* _THE REQUEST_
Reproduce every entry below precisely; do not include the pictures.

* _ENTRIES_
§ §

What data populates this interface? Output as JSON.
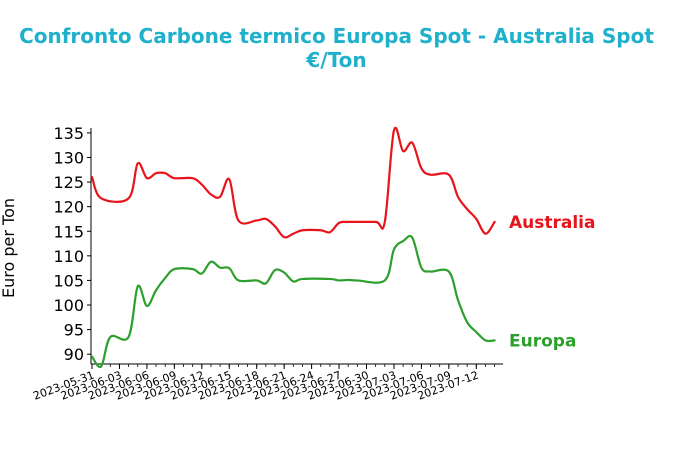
{
  "chart_data": {
    "type": "line",
    "title_line1": "Confronto Carbone termico Europa Spot - Australia Spot",
    "title_line2": "€/Ton",
    "ylabel": "Euro per Ton",
    "xlabel": "",
    "ylim": [
      88,
      136
    ],
    "yticks": [
      90,
      95,
      100,
      105,
      110,
      115,
      120,
      125,
      130,
      135
    ],
    "x_start": "2023-05-31",
    "xticks": [
      "2023-05-31",
      "2023-06-03",
      "2023-06-06",
      "2023-06-09",
      "2023-06-12",
      "2023-06-15",
      "2023-06-18",
      "2023-06-21",
      "2023-06-24",
      "2023-06-27",
      "2023-06-30",
      "2023-07-03",
      "2023-07-06",
      "2023-07-09",
      "2023-07-12"
    ],
    "grid": false,
    "series": [
      {
        "name": "Australia",
        "color": "#e8141b",
        "points": [
          [
            "2023-05-31",
            126
          ],
          [
            "2023-06-01",
            121.7
          ],
          [
            "2023-06-04",
            121.7
          ],
          [
            "2023-06-05",
            128.8
          ],
          [
            "2023-06-06",
            125.8
          ],
          [
            "2023-06-07",
            126.8
          ],
          [
            "2023-06-08",
            126.8
          ],
          [
            "2023-06-09",
            125.8
          ],
          [
            "2023-06-11",
            125.8
          ],
          [
            "2023-06-12",
            124.5
          ],
          [
            "2023-06-13",
            122.5
          ],
          [
            "2023-06-14",
            122
          ],
          [
            "2023-06-15",
            125.6
          ],
          [
            "2023-06-16",
            117.2
          ],
          [
            "2023-06-18",
            117.2
          ],
          [
            "2023-06-19",
            117.5
          ],
          [
            "2023-06-20",
            116
          ],
          [
            "2023-06-21",
            113.8
          ],
          [
            "2023-06-22",
            114.5
          ],
          [
            "2023-06-23",
            115.2
          ],
          [
            "2023-06-25",
            115.2
          ],
          [
            "2023-06-26",
            114.8
          ],
          [
            "2023-06-27",
            116.7
          ],
          [
            "2023-06-28",
            116.9
          ],
          [
            "2023-07-01",
            116.9
          ],
          [
            "2023-07-02",
            116.9
          ],
          [
            "2023-07-03",
            135.5
          ],
          [
            "2023-07-04",
            131.3
          ],
          [
            "2023-07-05",
            133
          ],
          [
            "2023-07-06",
            127.8
          ],
          [
            "2023-07-07",
            126.5
          ],
          [
            "2023-07-09",
            126.5
          ],
          [
            "2023-07-10",
            122
          ],
          [
            "2023-07-11",
            119.5
          ],
          [
            "2023-07-12",
            117.5
          ],
          [
            "2023-07-13",
            114.5
          ],
          [
            "2023-07-14",
            116.9
          ]
        ]
      },
      {
        "name": "Europa",
        "color": "#2ca02c",
        "points": [
          [
            "2023-05-31",
            89.5
          ],
          [
            "2023-06-01",
            87.5
          ],
          [
            "2023-06-02",
            93.5
          ],
          [
            "2023-06-04",
            93.5
          ],
          [
            "2023-06-05",
            103.8
          ],
          [
            "2023-06-06",
            99.8
          ],
          [
            "2023-06-07",
            103
          ],
          [
            "2023-06-08",
            105.5
          ],
          [
            "2023-06-09",
            107.3
          ],
          [
            "2023-06-11",
            107.3
          ],
          [
            "2023-06-12",
            106.4
          ],
          [
            "2023-06-13",
            108.8
          ],
          [
            "2023-06-14",
            107.6
          ],
          [
            "2023-06-15",
            107.5
          ],
          [
            "2023-06-16",
            105
          ],
          [
            "2023-06-18",
            105
          ],
          [
            "2023-06-19",
            104.4
          ],
          [
            "2023-06-20",
            107.1
          ],
          [
            "2023-06-21",
            106.6
          ],
          [
            "2023-06-22",
            104.8
          ],
          [
            "2023-06-23",
            105.3
          ],
          [
            "2023-06-26",
            105.3
          ],
          [
            "2023-06-27",
            105
          ],
          [
            "2023-06-28",
            105.1
          ],
          [
            "2023-06-29",
            105
          ],
          [
            "2023-07-02",
            105
          ],
          [
            "2023-07-03",
            111.3
          ],
          [
            "2023-07-04",
            113
          ],
          [
            "2023-07-05",
            113.7
          ],
          [
            "2023-07-06",
            107.6
          ],
          [
            "2023-07-07",
            106.8
          ],
          [
            "2023-07-09",
            106.8
          ],
          [
            "2023-07-10",
            101
          ],
          [
            "2023-07-11",
            96.5
          ],
          [
            "2023-07-12",
            94.5
          ],
          [
            "2023-07-13",
            92.8
          ],
          [
            "2023-07-14",
            92.8
          ]
        ]
      }
    ]
  }
}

§ §

* _RESPONSE TO THIS TASK_
What data populates this interface? Output as JSON.
{
  "chart_data": {
    "type": "line",
    "title_line1": "Confronto Carbone termico Europa Spot - Australia Spot",
    "title_line2": "€/Ton",
    "ylabel": "Euro per Ton",
    "xlabel": "",
    "ylim": [
      88,
      136
    ],
    "yticks": [
      90,
      95,
      100,
      105,
      110,
      115,
      120,
      125,
      130,
      135
    ],
    "x_start": "2023-05-31",
    "xticks": [
      "2023-05-31",
      "2023-06-03",
      "2023-06-06",
      "2023-06-09",
      "2023-06-12",
      "2023-06-15",
      "2023-06-18",
      "2023-06-21",
      "2023-06-24",
      "2023-06-27",
      "2023-06-30",
      "2023-07-03",
      "2023-07-06",
      "2023-07-09",
      "2023-07-12"
    ],
    "grid": false,
    "series": [
      {
        "name": "Australia",
        "color": "#e8141b",
        "points": [
          [
            "2023-05-31",
            126
          ],
          [
            "2023-06-01",
            121.7
          ],
          [
            "2023-06-04",
            121.7
          ],
          [
            "2023-06-05",
            128.8
          ],
          [
            "2023-06-06",
            125.8
          ],
          [
            "2023-06-07",
            126.8
          ],
          [
            "2023-06-08",
            126.8
          ],
          [
            "2023-06-09",
            125.8
          ],
          [
            "2023-06-11",
            125.8
          ],
          [
            "2023-06-12",
            124.5
          ],
          [
            "2023-06-13",
            122.5
          ],
          [
            "2023-06-14",
            122
          ],
          [
            "2023-06-15",
            125.6
          ],
          [
            "2023-06-16",
            117.2
          ],
          [
            "2023-06-18",
            117.2
          ],
          [
            "2023-06-19",
            117.5
          ],
          [
            "2023-06-20",
            116
          ],
          [
            "2023-06-21",
            113.8
          ],
          [
            "2023-06-22",
            114.5
          ],
          [
            "2023-06-23",
            115.2
          ],
          [
            "2023-06-25",
            115.2
          ],
          [
            "2023-06-26",
            114.8
          ],
          [
            "2023-06-27",
            116.7
          ],
          [
            "2023-06-28",
            116.9
          ],
          [
            "2023-07-01",
            116.9
          ],
          [
            "2023-07-02",
            116.9
          ],
          [
            "2023-07-03",
            135.5
          ],
          [
            "2023-07-04",
            131.3
          ],
          [
            "2023-07-05",
            133
          ],
          [
            "2023-07-06",
            127.8
          ],
          [
            "2023-07-07",
            126.5
          ],
          [
            "2023-07-09",
            126.5
          ],
          [
            "2023-07-10",
            122
          ],
          [
            "2023-07-11",
            119.5
          ],
          [
            "2023-07-12",
            117.5
          ],
          [
            "2023-07-13",
            114.5
          ],
          [
            "2023-07-14",
            116.9
          ]
        ]
      },
      {
        "name": "Europa",
        "color": "#2ca02c",
        "points": [
          [
            "2023-05-31",
            89.5
          ],
          [
            "2023-06-01",
            87.5
          ],
          [
            "2023-06-02",
            93.5
          ],
          [
            "2023-06-04",
            93.5
          ],
          [
            "2023-06-05",
            103.8
          ],
          [
            "2023-06-06",
            99.8
          ],
          [
            "2023-06-07",
            103
          ],
          [
            "2023-06-08",
            105.5
          ],
          [
            "2023-06-09",
            107.3
          ],
          [
            "2023-06-11",
            107.3
          ],
          [
            "2023-06-12",
            106.4
          ],
          [
            "2023-06-13",
            108.8
          ],
          [
            "2023-06-14",
            107.6
          ],
          [
            "2023-06-15",
            107.5
          ],
          [
            "2023-06-16",
            105
          ],
          [
            "2023-06-18",
            105
          ],
          [
            "2023-06-19",
            104.4
          ],
          [
            "2023-06-20",
            107.1
          ],
          [
            "2023-06-21",
            106.6
          ],
          [
            "2023-06-22",
            104.8
          ],
          [
            "2023-06-23",
            105.3
          ],
          [
            "2023-06-26",
            105.3
          ],
          [
            "2023-06-27",
            105
          ],
          [
            "2023-06-28",
            105.1
          ],
          [
            "2023-06-29",
            105
          ],
          [
            "2023-07-02",
            105
          ],
          [
            "2023-07-03",
            111.3
          ],
          [
            "2023-07-04",
            113
          ],
          [
            "2023-07-05",
            113.7
          ],
          [
            "2023-07-06",
            107.6
          ],
          [
            "2023-07-07",
            106.8
          ],
          [
            "2023-07-09",
            106.8
          ],
          [
            "2023-07-10",
            101
          ],
          [
            "2023-07-11",
            96.5
          ],
          [
            "2023-07-12",
            94.5
          ],
          [
            "2023-07-13",
            92.8
          ],
          [
            "2023-07-14",
            92.8
          ]
        ]
      }
    ]
  }
}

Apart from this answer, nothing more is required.